Dataset records:

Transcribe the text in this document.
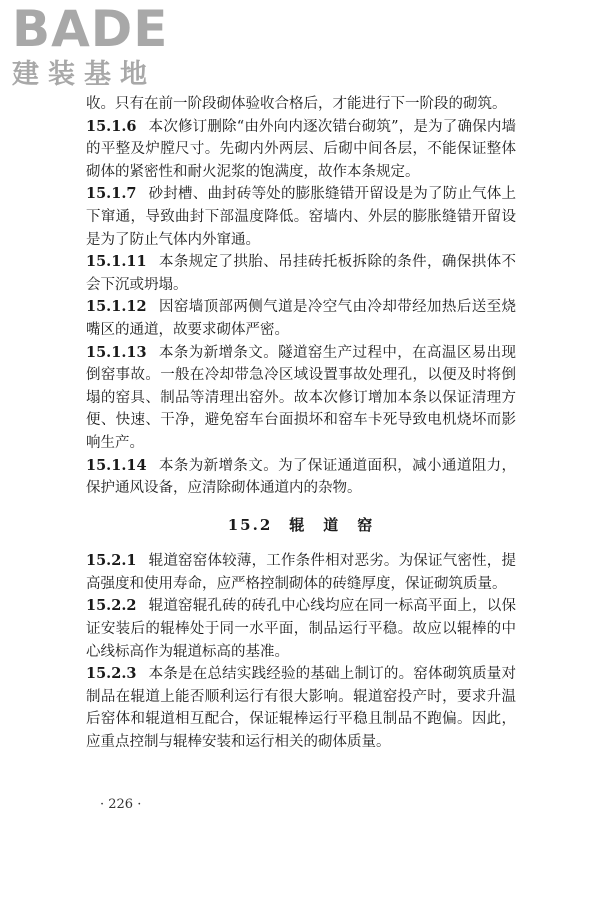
BADE
建装基地

收。只有在前一阶段砌体验收合格后，才能进行下一阶段的砌筑。

15.1.6 本次修订删除“由外向内逐次错台砌筑”，是为了确保内墙的平整及炉膛尺寸。先砌内外两层、后砌中间各层，不能保证整体砌体的紧密性和耐火泥浆的饱满度，故作本条规定。

15.1.7 砂封槽、曲封砖等处的膨胀缝错开留设是为了防止气体上下窜通，导致曲封下部温度降低。窑墙内、外层的膨胀缝错开留设是为了防止气体内外窜通。

15.1.11 本条规定了拱胎、吊挂砖托板拆除的条件，确保拱体不会下沉或坍塌。

15.1.12 因窑墙顶部两侧气道是冷空气由冷却带经加热后送至烧嘴区的通道，故要求砌体严密。

15.1.13 本条为新增条文。隧道窑生产过程中，在高温区易出现倒窑事故。一般在冷却带急冷区域设置事故处理孔，以便及时将倒塌的窑具、制品等清理出窑外。故本次修订增加本条以保证清理方便、快速、干净，避免窑车台面损坏和窑车卡死导致电机烧坏而影响生产。

15.1.14 本条为新增条文。为了保证通道面积，减小通道阻力，保护通风设备，应清除砌体通道内的杂物。

15.2　辊　道　窑

15.2.1 辊道窑窑体较薄，工作条件相对恶劣。为保证气密性，提高强度和使用寿命，应严格控制砌体的砖缝厚度，保证砌筑质量。

15.2.2 辊道窑辊孔砖的砖孔中心线均应在同一标高平面上，以保证安装后的辊棒处于同一水平面，制品运行平稳。故应以辊棒的中心线标高作为辊道标高的基准。

15.2.3 本条是在总结实践经验的基础上制订的。窑体砌筑质量对制品在辊道上能否顺利运行有很大影响。辊道窑投产时，要求升温后窑体和辊道相互配合，保证辊棒运行平稳且制品不跑偏。因此，应重点控制与辊棒安装和运行相关的砌体质量。

· 226 ·
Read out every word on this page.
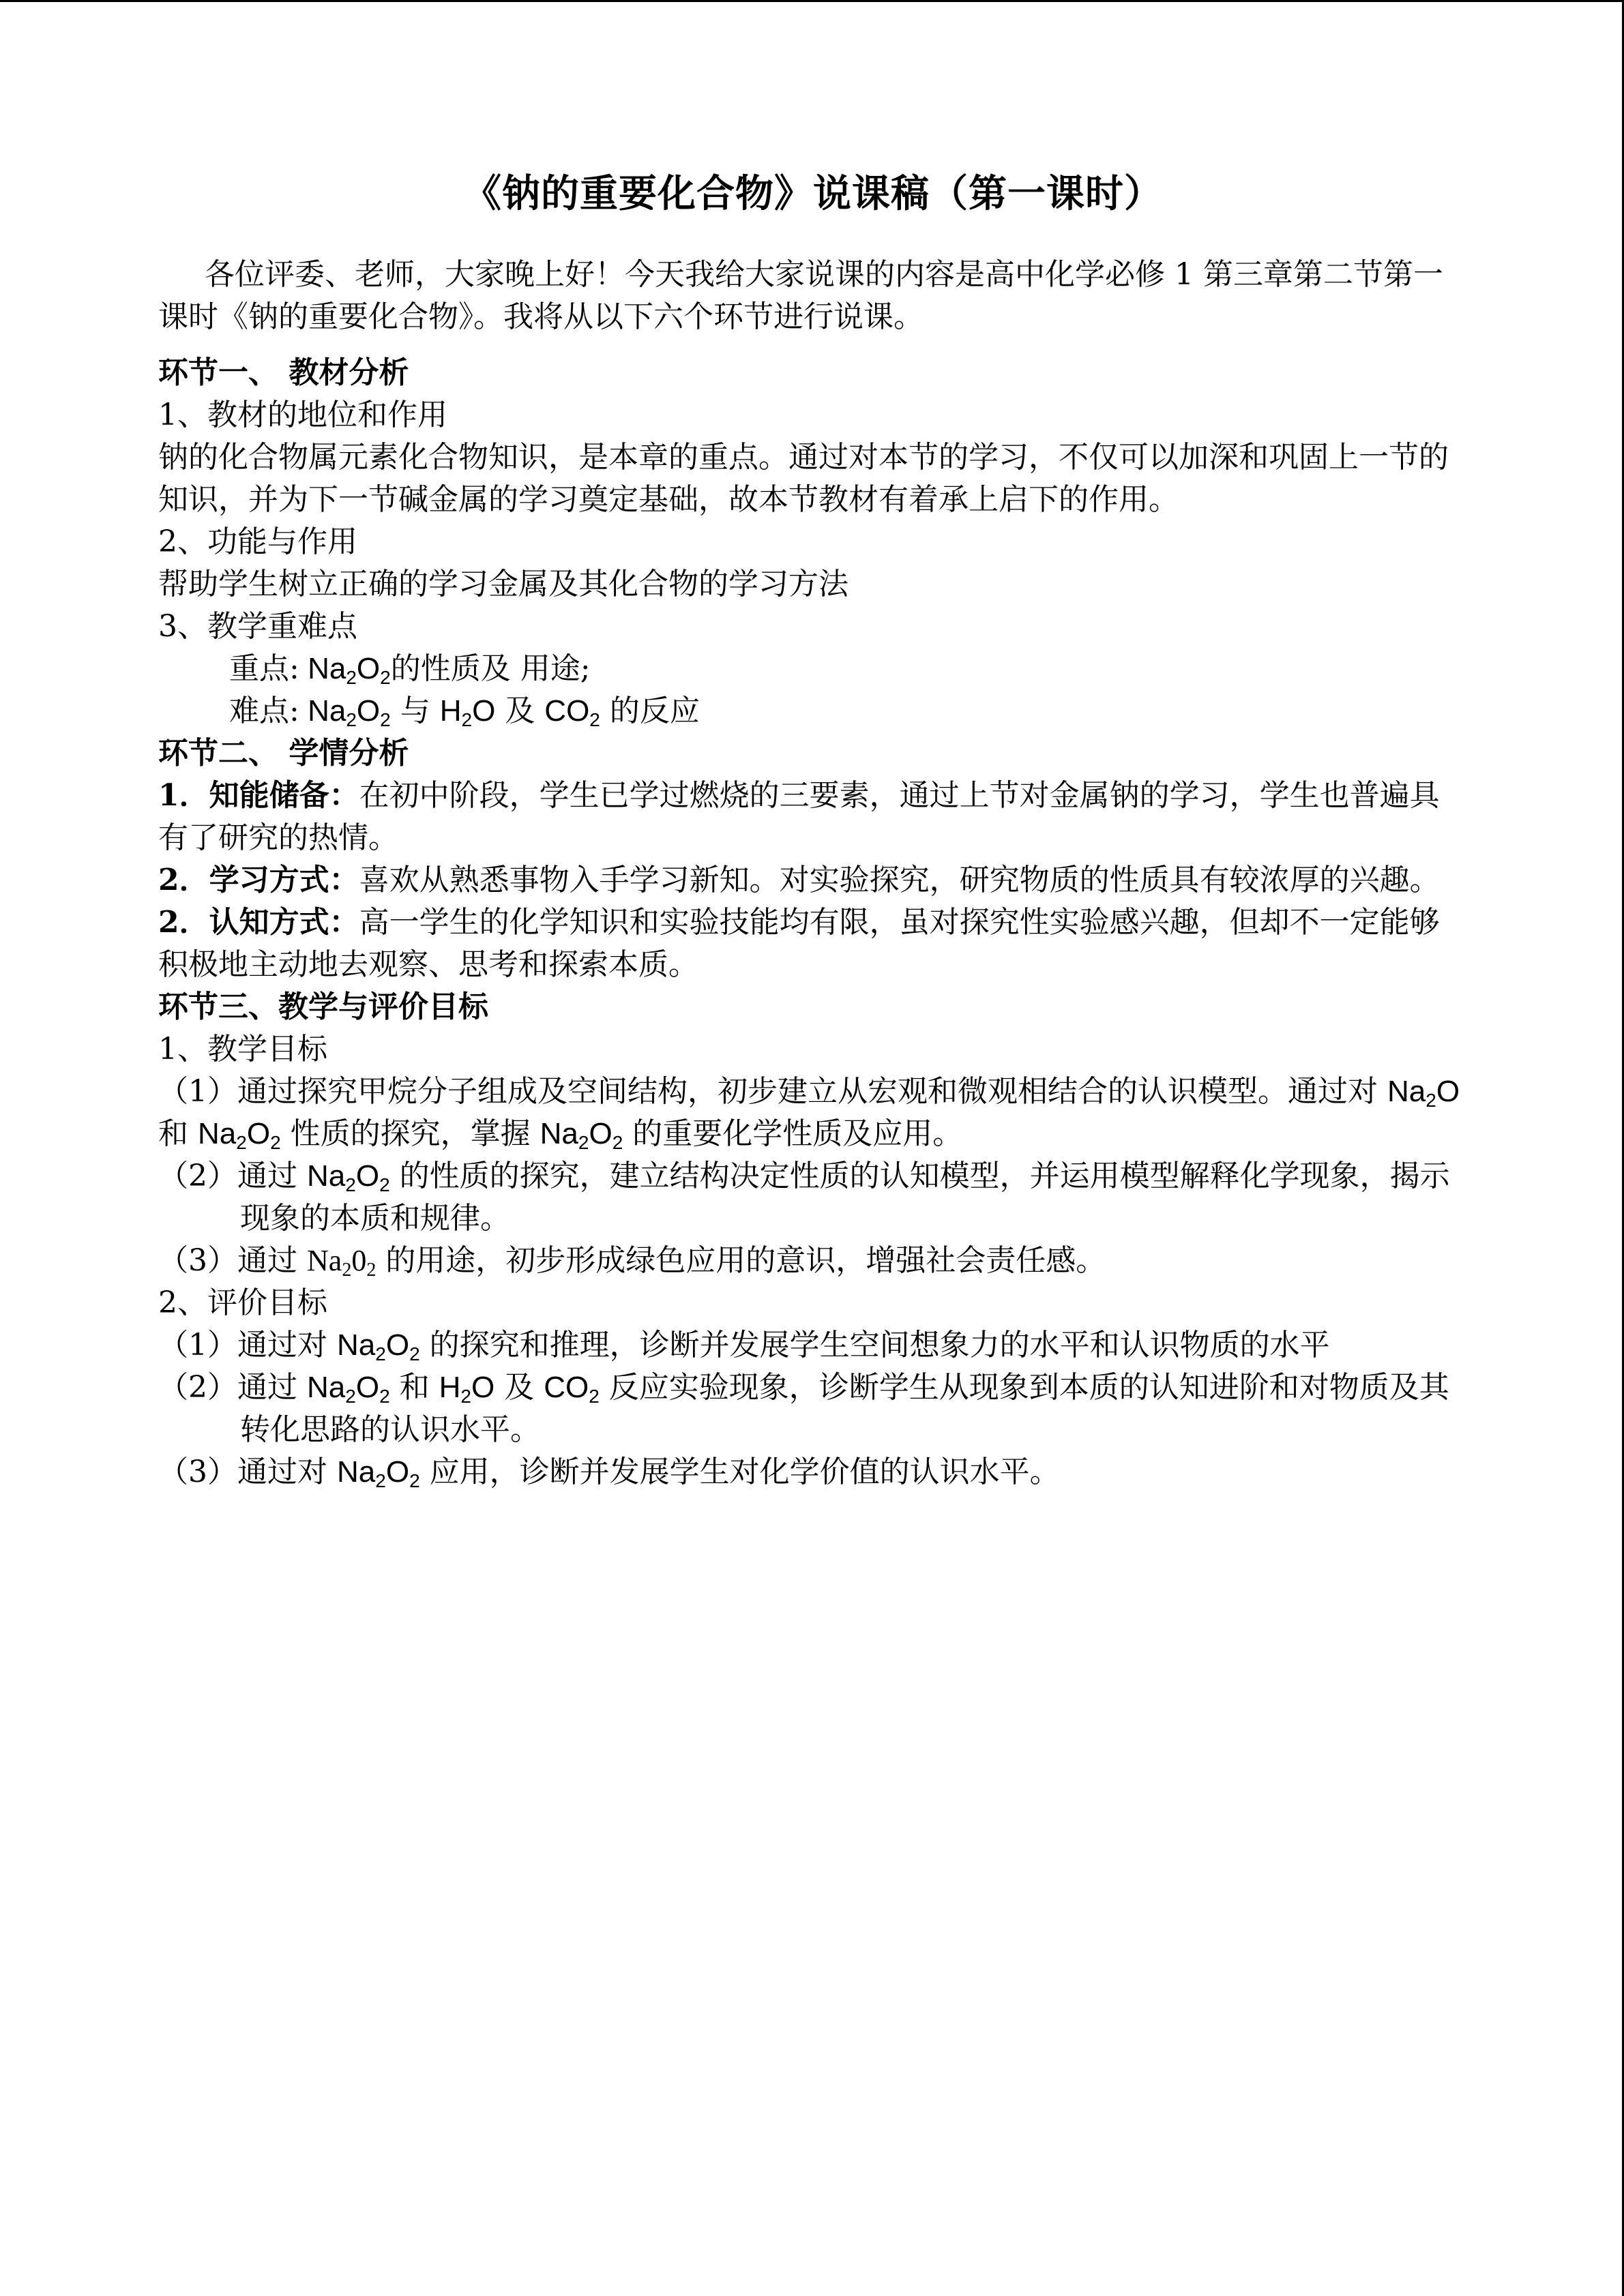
《钠的重要化合物》说课稿（第一课时）

各位评委、老师，大家晚上好！今天我给大家说课的内容是高中化学必修 1 第三章第二节第一课时《钠的重要化合物》。我将从以下六个环节进行说课。

环节一、 教材分析

1、教材的地位和作用

钠的化合物属元素化合物知识，是本章的重点。通过对本节的学习，不仅可以加深和巩固上一节的知识，并为下一节碱金属的学习奠定基础，故本节教材有着承上启下的作用。

2、功能与作用

帮助学生树立正确的学习金属及其化合物的学习方法

3、教学重难点

重点: $Na_2O_2$的性质及 用途;

难点: $Na_2O_2$ 与 $H_2O$ 及 $CO_2$ 的反应

环节二、 学情分析

1．知能储备：在初中阶段，学生已学过燃烧的三要素，通过上节对金属钠的学习，学生也普遍具有了研究的热情。

2．学习方式：喜欢从熟悉事物入手学习新知。对实验探究，研究物质的性质具有较浓厚的兴趣。

2．认知方式：高一学生的化学知识和实验技能均有限，虽对探究性实验感兴趣，但却不一定能够积极地主动地去观察、思考和探索本质。

环节三、教学与评价目标

1、教学目标

（1）通过探究甲烷分子组成及空间结构，初步建立从宏观和微观相结合的认识模型。通过对 $Na_2O$ 和 $Na_2O_2$ 性质的探究，掌握 $Na_2O_2$ 的重要化学性质及应用。

（2）通过 $Na_2O_2$ 的性质的探究，建立结构决定性质的认知模型，并运用模型解释化学现象，揭示现象的本质和规律。

（3）通过 $Na_20_2$ 的用途，初步形成绿色应用的意识，增强社会责任感。

2、评价目标

（1）通过对 $Na_2O_2$ 的探究和推理，诊断并发展学生空间想象力的水平和认识物质的水平

（2）通过 $Na_2O_2$ 和 $H_2O$ 及 $CO_2$ 反应实验现象，诊断学生从现象到本质的认知进阶和对物质及其转化思路的认识水平。

（3）通过对 $Na_2O_2$ 应用，诊断并发展学生对化学价值的认识水平。
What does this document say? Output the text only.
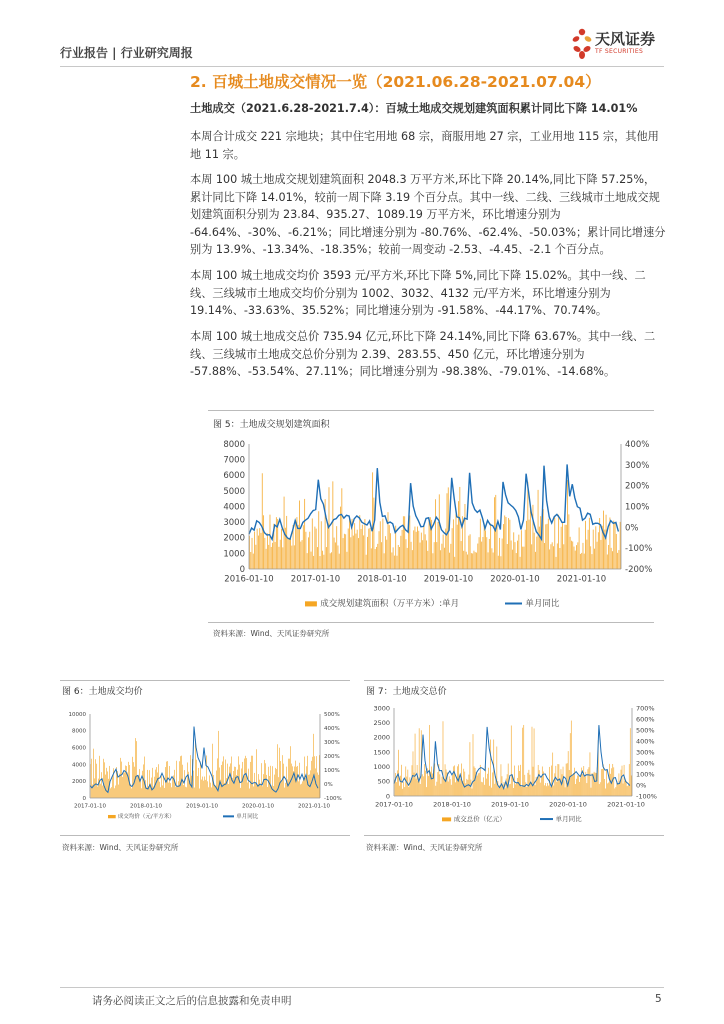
行业报告 | 行业研究周报
天风证券
TF SECURITIES
2. 百城土地成交情况一览（2021.06.28-2021.07.04）

土地成交（2021.6.28-2021.7.4）：百城土地成交规划建筑面积累计同比下降 14.01%

本周合计成交 221 宗地块；其中住宅用地 68 宗，商服用地 27 宗，工业用地 115 宗，其他用地 11 宗。

本周 100 城土地成交规划建筑面积 2048.3 万平方米,环比下降 20.14%,同比下降 57.25%，累计同比下降 14.01%，较前一周下降 3.19 个百分点。其中一线、二线、三线城市土地成交规划建筑面积分别为 23.84、935.27、1089.19 万平方米，环比增速分别为 -64.64%、-30%、-6.21%；同比增速分别为 -80.76%、-62.4%、-50.03%；累计同比增速分别为 13.9%、-13.34%、-18.35%；较前一周变动 -2.53、-4.45、-2.1 个百分点。

本周 100 城土地成交均价 3593 元/平方米,环比下降 5%,同比下降 15.02%。其中一线、二线、三线城市土地成交均价分别为 1002、3032、4132 元/平方米，环比增速分别为 19.14%、-33.63%、35.52%；同比增速分别为 -91.58%、-44.17%、70.74%。

本周 100 城土地成交总价 735.94 亿元,环比下降 24.14%,同比下降 63.67%。其中一线、二线、三线城市土地成交总价分别为 2.39、283.55、450 亿元，环比增速分别为 -57.88%、-53.54%、27.11%；同比增速分别为 -98.38%、-79.01%、-14.68%。

图 5：土地成交规划建筑面积
8000
7000
6000
5000
4000
3000
2000
1000
0
400%
300%
200%
100%
0%
-100%
-200%
2016-01-10 2017-01-10 2018-01-10 2019-01-10 2020-01-10 2021-01-10
成交规划建筑面积（万平方米）:单月	单月同比
资料来源：Wind、天风证券研究所
图 6：土地成交均价
10000
8000
6000
4000
2000
0
500%
400%
300%
200%
100%
0%
-100%
2017-01-10	2018-01-10	2019-01-10	2020-01-10	2021-01-10
成交均价（元/平方米）	单月同比
资料来源：Wind、天风证券研究所
图 7：土地成交总价
3000
2500
2000
1500
1000
500
0
700%
600%
500%
400%
300%
200%
100%
0%
-100%
2017-01-10	2018-01-10	2019-01-10	2020-01-10	2021-01-10
成交总价（亿元）	单月同比
资料来源：Wind、天风证券研究所
请务必阅读正文之后的信息披露和免责申明	5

Task to complete:
The records above should be reproduced exactly, with no pictures included.

Full solution:
Transcribe the text in this document.
BADE
建装基地

收。只有在前一阶段砌体验收合格后，才能进行下一阶段的砌筑。

15.1.6 本次修订删除“由外向内逐次错台砌筑”，是为了确保内墙的平整及炉膛尺寸。先砌内外两层、后砌中间各层，不能保证整体砌体的紧密性和耐火泥浆的饱满度，故作本条规定。

15.1.7 砂封槽、曲封砖等处的膨胀缝错开留设是为了防止气体上下窜通，导致曲封下部温度降低。窑墙内、外层的膨胀缝错开留设是为了防止气体内外窜通。

15.1.11 本条规定了拱胎、吊挂砖托板拆除的条件，确保拱体不会下沉或坍塌。

15.1.12 因窑墙顶部两侧气道是冷空气由冷却带经加热后送至烧嘴区的通道，故要求砌体严密。

15.1.13 本条为新增条文。隧道窑生产过程中，在高温区易出现倒窑事故。一般在冷却带急冷区域设置事故处理孔，以便及时将倒塌的窑具、制品等清理出窑外。故本次修订增加本条以保证清理方便、快速、干净，避免窑车台面损坏和窑车卡死导致电机烧坏而影响生产。

15.1.14 本条为新增条文。为了保证通道面积，减小通道阻力，保护通风设备，应清除砌体通道内的杂物。

15.2　辊　道　窑

15.2.1 辊道窑窑体较薄，工作条件相对恶劣。为保证气密性，提高强度和使用寿命，应严格控制砌体的砖缝厚度，保证砌筑质量。

15.2.2 辊道窑辊孔砖的砖孔中心线均应在同一标高平面上，以保证安装后的辊棒处于同一水平面，制品运行平稳。故应以辊棒的中心线标高作为辊道标高的基准。

15.2.3 本条是在总结实践经验的基础上制订的。窑体砌筑质量对制品在辊道上能否顺利运行有很大影响。辊道窑投产时，要求升温后窑体和辊道相互配合，保证辊棒运行平稳且制品不跑偏。因此，应重点控制与辊棒安装和运行相关的砌体质量。

· 226 ·
Read out every word on this page.
《钠的重要化合物》说课稿（第一课时）

各位评委、老师，大家晚上好！今天我给大家说课的内容是高中化学必修 1 第三章第二节第一课时《钠的重要化合物》。我将从以下六个环节进行说课。

环节一、 教材分析

1、教材的地位和作用

钠的化合物属元素化合物知识，是本章的重点。通过对本节的学习，不仅可以加深和巩固上一节的知识，并为下一节碱金属的学习奠定基础，故本节教材有着承上启下的作用。

2、功能与作用

帮助学生树立正确的学习金属及其化合物的学习方法

3、教学重难点

重点: $Na_2O_2$的性质及 用途;

难点: $Na_2O_2$ 与 $H_2O$ 及 $CO_2$ 的反应

环节二、 学情分析

1．知能储备：在初中阶段，学生已学过燃烧的三要素，通过上节对金属钠的学习，学生也普遍具有了研究的热情。

2．学习方式：喜欢从熟悉事物入手学习新知。对实验探究，研究物质的性质具有较浓厚的兴趣。

2．认知方式：高一学生的化学知识和实验技能均有限，虽对探究性实验感兴趣，但却不一定能够积极地主动地去观察、思考和探索本质。

环节三、教学与评价目标

1、教学目标

（1）通过探究甲烷分子组成及空间结构，初步建立从宏观和微观相结合的认识模型。通过对 $Na_2O$ 和 $Na_2O_2$ 性质的探究，掌握 $Na_2O_2$ 的重要化学性质及应用。

（2）通过 $Na_2O_2$ 的性质的探究，建立结构决定性质的认知模型，并运用模型解释化学现象，揭示现象的本质和规律。

（3）通过 $Na_20_2$ 的用途，初步形成绿色应用的意识，增强社会责任感。

2、评价目标

（1）通过对 $Na_2O_2$ 的探究和推理，诊断并发展学生空间想象力的水平和认识物质的水平

（2）通过 $Na_2O_2$ 和 $H_2O$ 及 $CO_2$ 反应实验现象，诊断学生从现象到本质的认知进阶和对物质及其转化思路的认识水平。

（3）通过对 $Na_2O_2$ 应用，诊断并发展学生对化学价值的认识水平。
What does this document say? Output the text only.
行业报告 | 行业研究周报
天风证券
TF SECURITIES
2. 百城土地成交情况一览（2021.06.28-2021.07.04）

土地成交（2021.6.28-2021.7.4）：百城土地成交规划建筑面积累计同比下降 14.01%

本周合计成交 221 宗地块；其中住宅用地 68 宗，商服用地 27 宗，工业用地 115 宗，其他用地 11 宗。

本周 100 城土地成交规划建筑面积 2048.3 万平方米,环比下降 20.14%,同比下降 57.25%，累计同比下降 14.01%，较前一周下降 3.19 个百分点。其中一线、二线、三线城市土地成交规划建筑面积分别为 23.84、935.27、1089.19 万平方米，环比增速分别为 -64.64%、-30%、-6.21%；同比增速分别为 -80.76%、-62.4%、-50.03%；累计同比增速分别为 13.9%、-13.34%、-18.35%；较前一周变动 -2.53、-4.45、-2.1 个百分点。

本周 100 城土地成交均价 3593 元/平方米,环比下降 5%,同比下降 15.02%。其中一线、二线、三线城市土地成交均价分别为 1002、3032、4132 元/平方米，环比增速分别为 19.14%、-33.63%、35.52%；同比增速分别为 -91.58%、-44.17%、70.74%。

本周 100 城土地成交总价 735.94 亿元,环比下降 24.14%,同比下降 63.67%。其中一线、二线、三线城市土地成交总价分别为 2.39、283.55、450 亿元，环比增速分别为 -57.88%、-53.54%、27.11%；同比增速分别为 -98.38%、-79.01%、-14.68%。

图 5：土地成交规划建筑面积
8000
7000
6000
5000
4000
3000
2000
1000
0
400%
300%
200%
100%
0%
-100%
-200%
2016-01-10 2017-01-10 2018-01-10 2019-01-10 2020-01-10 2021-01-10
成交规划建筑面积（万平方米）:单月	单月同比
资料来源：Wind、天风证券研究所
图 6：土地成交均价
10000
8000
6000
4000
2000
0
500%
400%
300%
200%
100%
0%
-100%
2017-01-10	2018-01-10	2019-01-10	2020-01-10	2021-01-10
成交均价（元/平方米）	单月同比
资料来源：Wind、天风证券研究所
图 7：土地成交总价
3000
2500
2000
1500
1000
500
0
700%
600%
500%
400%
300%
200%
100%
0%
-100%
2017-01-10	2018-01-10	2019-01-10	2020-01-10	2021-01-10
成交总价（亿元）	单月同比
资料来源：Wind、天风证券研究所
请务必阅读正文之后的信息披露和免责申明	5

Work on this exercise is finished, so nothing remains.